■ **STATED EXERCISE**: Wherever the string "France" appears in the listing, copy that line.

■ **INPUT FOR THIS TASK**:
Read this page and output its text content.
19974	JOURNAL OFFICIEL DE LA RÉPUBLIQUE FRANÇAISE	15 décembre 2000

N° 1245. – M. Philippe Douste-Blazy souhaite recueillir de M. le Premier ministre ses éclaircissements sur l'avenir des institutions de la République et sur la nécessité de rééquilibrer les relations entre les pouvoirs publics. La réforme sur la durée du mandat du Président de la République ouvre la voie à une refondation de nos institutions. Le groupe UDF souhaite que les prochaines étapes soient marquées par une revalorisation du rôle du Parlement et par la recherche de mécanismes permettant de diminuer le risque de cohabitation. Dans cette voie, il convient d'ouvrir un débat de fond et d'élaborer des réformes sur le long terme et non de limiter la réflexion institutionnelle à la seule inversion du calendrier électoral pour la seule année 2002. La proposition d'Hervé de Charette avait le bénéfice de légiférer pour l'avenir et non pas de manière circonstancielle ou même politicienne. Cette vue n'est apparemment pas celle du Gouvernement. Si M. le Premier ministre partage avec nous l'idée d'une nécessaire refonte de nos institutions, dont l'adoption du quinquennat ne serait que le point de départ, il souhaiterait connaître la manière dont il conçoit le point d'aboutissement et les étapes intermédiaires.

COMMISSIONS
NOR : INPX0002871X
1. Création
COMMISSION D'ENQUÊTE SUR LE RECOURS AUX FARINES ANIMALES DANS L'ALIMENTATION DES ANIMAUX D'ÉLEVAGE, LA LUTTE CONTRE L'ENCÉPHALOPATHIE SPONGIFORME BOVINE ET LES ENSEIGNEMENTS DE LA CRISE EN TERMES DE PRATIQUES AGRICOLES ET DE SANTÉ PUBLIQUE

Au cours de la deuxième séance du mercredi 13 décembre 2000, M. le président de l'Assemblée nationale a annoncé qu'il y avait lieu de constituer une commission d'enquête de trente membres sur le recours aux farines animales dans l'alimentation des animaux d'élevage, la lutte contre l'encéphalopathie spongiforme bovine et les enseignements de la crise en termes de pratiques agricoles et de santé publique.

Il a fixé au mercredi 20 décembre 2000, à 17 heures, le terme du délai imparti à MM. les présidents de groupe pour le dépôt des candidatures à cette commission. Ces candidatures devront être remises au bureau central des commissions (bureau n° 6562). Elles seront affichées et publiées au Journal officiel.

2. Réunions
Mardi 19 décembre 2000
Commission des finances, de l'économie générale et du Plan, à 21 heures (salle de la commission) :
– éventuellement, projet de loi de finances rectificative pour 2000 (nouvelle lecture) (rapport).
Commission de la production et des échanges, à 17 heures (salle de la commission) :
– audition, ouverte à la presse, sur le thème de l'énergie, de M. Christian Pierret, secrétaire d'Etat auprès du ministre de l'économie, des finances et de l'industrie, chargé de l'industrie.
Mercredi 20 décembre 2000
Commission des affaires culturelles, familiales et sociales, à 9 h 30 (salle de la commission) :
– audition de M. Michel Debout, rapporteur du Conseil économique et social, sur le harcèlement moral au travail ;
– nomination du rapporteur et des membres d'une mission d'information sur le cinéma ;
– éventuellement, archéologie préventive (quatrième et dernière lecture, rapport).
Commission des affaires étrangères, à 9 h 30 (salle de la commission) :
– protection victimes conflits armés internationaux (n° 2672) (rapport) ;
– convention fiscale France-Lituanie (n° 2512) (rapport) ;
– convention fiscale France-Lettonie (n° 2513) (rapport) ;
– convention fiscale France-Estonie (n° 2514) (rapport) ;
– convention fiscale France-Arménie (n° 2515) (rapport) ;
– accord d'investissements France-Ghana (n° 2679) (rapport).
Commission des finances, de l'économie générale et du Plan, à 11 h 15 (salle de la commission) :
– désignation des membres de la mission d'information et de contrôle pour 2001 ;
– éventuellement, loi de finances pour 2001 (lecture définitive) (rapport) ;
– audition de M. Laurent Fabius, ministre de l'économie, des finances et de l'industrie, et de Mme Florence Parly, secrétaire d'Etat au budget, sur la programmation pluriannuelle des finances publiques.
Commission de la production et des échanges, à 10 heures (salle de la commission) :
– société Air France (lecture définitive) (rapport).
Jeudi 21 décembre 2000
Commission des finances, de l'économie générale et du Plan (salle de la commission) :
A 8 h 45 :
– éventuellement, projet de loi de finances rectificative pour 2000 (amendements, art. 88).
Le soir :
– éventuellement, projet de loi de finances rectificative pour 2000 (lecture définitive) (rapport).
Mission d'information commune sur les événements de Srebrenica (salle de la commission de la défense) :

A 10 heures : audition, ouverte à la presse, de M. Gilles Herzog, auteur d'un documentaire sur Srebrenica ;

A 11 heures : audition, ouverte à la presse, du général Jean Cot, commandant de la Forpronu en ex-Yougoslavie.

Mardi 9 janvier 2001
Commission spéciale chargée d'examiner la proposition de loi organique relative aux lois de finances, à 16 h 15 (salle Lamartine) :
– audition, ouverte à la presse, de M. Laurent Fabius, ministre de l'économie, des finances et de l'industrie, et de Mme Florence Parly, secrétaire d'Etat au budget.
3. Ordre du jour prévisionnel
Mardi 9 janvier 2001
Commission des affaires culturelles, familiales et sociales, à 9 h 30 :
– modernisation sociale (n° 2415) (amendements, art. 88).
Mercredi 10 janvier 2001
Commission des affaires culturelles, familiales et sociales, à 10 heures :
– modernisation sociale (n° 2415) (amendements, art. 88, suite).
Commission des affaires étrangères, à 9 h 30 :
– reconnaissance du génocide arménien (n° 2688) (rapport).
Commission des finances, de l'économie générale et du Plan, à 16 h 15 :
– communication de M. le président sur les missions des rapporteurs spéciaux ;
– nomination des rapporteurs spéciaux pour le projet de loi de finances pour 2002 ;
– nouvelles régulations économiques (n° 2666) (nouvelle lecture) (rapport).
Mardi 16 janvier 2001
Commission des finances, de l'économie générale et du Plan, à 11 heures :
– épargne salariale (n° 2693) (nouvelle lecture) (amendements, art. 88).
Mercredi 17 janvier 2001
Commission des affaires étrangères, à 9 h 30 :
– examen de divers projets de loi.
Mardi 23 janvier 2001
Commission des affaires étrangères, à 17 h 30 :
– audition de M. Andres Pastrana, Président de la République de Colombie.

■ **ANSWER TO THIS PROBLEM**:
– convention fiscale France-Lituanie (n° 2512) (rapport) ;
– convention fiscale France-Lettonie (n° 2513) (rapport) ;
– convention fiscale France-Estonie (n° 2514) (rapport) ;
– convention fiscale France-Arménie (n° 2515) (rapport) ;
– accord d'investissements France-Ghana (n° 2679) (rapport).
– société Air France (lecture définitive) (rapport).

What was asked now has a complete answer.